Extracted records:
....

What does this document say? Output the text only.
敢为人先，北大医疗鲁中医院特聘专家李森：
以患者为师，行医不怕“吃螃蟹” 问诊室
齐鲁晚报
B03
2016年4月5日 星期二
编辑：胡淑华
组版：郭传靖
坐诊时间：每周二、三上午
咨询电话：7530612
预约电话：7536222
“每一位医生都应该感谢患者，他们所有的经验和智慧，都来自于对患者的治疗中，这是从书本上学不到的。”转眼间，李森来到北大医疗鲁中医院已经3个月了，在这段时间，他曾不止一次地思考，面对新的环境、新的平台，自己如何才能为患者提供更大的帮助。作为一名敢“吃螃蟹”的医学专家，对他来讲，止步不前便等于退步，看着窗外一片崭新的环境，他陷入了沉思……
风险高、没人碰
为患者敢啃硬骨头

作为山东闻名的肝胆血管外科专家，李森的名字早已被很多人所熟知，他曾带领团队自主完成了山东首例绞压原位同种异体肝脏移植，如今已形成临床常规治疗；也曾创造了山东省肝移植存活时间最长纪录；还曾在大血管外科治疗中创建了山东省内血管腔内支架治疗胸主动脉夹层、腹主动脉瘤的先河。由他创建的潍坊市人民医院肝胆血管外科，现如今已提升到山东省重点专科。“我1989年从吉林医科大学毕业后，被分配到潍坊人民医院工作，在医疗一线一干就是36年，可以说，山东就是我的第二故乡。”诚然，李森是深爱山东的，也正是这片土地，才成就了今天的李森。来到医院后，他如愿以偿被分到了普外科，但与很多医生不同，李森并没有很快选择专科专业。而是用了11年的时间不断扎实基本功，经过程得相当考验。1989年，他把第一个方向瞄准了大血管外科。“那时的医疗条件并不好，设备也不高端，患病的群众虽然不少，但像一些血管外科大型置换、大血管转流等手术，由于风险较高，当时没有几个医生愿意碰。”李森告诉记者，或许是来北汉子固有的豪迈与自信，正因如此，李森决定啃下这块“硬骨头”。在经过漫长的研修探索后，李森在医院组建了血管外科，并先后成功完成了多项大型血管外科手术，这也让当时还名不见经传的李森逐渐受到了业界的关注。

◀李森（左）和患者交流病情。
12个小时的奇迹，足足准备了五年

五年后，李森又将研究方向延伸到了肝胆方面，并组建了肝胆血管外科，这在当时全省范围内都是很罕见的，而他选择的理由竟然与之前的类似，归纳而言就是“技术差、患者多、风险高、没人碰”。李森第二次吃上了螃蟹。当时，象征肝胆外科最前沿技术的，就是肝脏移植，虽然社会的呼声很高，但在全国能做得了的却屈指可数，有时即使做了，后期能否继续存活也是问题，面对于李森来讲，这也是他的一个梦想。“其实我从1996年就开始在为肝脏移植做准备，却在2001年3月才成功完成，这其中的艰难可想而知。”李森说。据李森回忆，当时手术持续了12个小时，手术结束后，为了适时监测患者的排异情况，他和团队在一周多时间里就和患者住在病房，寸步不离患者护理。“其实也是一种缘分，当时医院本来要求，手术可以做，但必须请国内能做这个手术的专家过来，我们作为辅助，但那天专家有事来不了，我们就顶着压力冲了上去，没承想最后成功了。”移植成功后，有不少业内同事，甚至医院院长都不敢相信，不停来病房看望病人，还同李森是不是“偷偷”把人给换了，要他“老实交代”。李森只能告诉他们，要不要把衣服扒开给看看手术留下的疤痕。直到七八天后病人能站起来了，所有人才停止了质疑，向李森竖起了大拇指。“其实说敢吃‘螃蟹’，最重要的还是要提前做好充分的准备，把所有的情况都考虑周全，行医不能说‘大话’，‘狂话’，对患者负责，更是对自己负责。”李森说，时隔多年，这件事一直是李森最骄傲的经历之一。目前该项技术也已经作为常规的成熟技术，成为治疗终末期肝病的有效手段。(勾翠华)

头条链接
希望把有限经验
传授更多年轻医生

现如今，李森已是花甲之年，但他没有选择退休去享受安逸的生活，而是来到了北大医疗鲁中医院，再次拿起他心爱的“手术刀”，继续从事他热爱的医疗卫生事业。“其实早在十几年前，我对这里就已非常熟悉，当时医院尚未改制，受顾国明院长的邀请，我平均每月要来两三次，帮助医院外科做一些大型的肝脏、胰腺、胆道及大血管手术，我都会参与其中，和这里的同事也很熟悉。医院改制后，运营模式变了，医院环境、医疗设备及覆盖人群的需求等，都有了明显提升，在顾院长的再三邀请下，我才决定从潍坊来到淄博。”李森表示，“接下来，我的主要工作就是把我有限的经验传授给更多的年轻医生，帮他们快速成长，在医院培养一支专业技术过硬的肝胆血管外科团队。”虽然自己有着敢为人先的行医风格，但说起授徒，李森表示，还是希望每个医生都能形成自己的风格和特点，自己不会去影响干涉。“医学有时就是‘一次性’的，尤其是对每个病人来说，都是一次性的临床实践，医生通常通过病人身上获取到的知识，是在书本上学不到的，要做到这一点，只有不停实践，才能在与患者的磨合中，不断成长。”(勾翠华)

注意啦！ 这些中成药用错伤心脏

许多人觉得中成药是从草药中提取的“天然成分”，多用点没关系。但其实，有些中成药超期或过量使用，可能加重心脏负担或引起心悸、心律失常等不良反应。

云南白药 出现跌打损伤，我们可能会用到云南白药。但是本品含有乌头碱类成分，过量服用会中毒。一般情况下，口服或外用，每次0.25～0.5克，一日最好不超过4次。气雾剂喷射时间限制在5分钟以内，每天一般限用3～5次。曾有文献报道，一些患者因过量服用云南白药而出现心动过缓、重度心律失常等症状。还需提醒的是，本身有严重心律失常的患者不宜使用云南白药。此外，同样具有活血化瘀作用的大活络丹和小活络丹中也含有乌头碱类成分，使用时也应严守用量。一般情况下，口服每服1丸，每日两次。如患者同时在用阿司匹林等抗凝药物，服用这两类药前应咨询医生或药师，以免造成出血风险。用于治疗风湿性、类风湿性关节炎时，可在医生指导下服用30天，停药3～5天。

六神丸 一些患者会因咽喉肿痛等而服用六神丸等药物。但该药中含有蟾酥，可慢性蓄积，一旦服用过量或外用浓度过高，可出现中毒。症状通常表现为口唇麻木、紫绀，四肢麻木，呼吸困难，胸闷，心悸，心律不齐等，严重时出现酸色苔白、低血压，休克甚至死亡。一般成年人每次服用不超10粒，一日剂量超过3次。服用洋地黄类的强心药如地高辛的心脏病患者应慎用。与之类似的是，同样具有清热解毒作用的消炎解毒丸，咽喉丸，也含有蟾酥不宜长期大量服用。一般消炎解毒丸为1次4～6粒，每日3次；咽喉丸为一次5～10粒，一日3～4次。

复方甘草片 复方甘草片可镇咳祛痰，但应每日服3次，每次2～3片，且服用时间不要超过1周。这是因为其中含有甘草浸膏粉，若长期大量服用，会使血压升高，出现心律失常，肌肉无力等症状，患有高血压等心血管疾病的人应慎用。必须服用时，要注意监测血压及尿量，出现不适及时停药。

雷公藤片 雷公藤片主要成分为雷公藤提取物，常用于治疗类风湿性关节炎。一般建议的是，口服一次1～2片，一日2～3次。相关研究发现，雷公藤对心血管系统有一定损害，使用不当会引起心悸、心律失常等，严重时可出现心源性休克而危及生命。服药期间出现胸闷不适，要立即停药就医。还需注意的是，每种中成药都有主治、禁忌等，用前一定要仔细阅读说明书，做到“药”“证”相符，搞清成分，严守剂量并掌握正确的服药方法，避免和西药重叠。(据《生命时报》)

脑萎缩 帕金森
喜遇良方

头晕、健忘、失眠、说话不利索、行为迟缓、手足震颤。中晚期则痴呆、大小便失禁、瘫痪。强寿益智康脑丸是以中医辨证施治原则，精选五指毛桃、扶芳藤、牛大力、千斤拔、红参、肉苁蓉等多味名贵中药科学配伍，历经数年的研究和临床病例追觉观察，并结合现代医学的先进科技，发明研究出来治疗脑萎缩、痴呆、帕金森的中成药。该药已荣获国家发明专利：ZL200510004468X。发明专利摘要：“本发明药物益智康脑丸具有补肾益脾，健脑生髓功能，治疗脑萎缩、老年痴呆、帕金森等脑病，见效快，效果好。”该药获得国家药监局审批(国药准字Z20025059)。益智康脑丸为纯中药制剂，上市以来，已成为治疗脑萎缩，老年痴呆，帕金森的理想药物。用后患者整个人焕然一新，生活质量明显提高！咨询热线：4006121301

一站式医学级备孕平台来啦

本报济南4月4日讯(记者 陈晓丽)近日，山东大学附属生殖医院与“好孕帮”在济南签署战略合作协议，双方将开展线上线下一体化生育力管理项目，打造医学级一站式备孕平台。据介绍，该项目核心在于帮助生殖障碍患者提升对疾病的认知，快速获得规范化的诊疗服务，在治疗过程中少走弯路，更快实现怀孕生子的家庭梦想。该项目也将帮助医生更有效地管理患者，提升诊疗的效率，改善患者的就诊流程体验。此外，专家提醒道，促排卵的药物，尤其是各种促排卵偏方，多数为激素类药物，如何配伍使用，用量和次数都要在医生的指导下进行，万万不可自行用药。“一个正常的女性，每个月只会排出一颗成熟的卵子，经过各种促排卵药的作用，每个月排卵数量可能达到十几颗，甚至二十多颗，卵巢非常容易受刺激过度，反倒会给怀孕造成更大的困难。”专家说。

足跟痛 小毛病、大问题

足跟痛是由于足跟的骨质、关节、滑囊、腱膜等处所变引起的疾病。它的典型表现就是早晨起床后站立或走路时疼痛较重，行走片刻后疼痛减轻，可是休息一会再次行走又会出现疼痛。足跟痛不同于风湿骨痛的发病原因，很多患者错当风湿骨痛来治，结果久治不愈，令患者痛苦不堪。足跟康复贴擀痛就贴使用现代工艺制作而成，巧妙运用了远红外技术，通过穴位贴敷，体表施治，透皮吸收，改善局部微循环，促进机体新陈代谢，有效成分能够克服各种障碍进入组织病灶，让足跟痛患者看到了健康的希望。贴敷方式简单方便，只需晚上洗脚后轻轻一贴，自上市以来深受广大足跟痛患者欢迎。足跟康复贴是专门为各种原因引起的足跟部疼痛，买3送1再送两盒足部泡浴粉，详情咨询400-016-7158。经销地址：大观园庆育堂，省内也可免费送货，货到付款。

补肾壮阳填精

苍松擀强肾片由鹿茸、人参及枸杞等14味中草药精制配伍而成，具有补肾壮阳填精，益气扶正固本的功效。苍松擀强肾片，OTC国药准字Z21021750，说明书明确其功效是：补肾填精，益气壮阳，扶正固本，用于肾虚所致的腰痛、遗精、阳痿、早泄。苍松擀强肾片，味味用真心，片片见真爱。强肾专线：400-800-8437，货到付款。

....

(Brief) Scan the listing above. Collect all lines with the word "货到付款".

(Completed exercise)
足跟痛是由于足跟的骨质、关节、滑囊、腱膜等处所变引起的疾病。它的典型表现就是早晨起床后站立或走路时疼痛较重，行走片刻后疼痛减轻，可是休息一会再次行走又会出现疼痛。足跟痛不同于风湿骨痛的发病原因，很多患者错当风湿骨痛来治，结果久治不愈，令患者痛苦不堪。足跟康复贴擀痛就贴使用现代工艺制作而成，巧妙运用了远红外技术，通过穴位贴敷，体表施治，透皮吸收，改善局部微循环，促进机体新陈代谢，有效成分能够克服各种障碍进入组织病灶，让足跟痛患者看到了健康的希望。贴敷方式简单方便，只需晚上洗脚后轻轻一贴，自上市以来深受广大足跟痛患者欢迎。足跟康复贴是专门为各种原因引起的足跟部疼痛，买3送1再送两盒足部泡浴粉，详情咨询400-016-7158。经销地址：大观园庆育堂，省内也可免费送货，货到付款。
苍松擀强肾片由鹿茸、人参及枸杞等14味中草药精制配伍而成，具有补肾壮阳填精，益气扶正固本的功效。苍松擀强肾片，OTC国药准字Z21021750，说明书明确其功效是：补肾填精，益气壮阳，扶正固本，用于肾虚所致的腰痛、遗精、阳痿、早泄。苍松擀强肾片，味味用真心，片片见真爱。强肾专线：400-800-8437，货到付款。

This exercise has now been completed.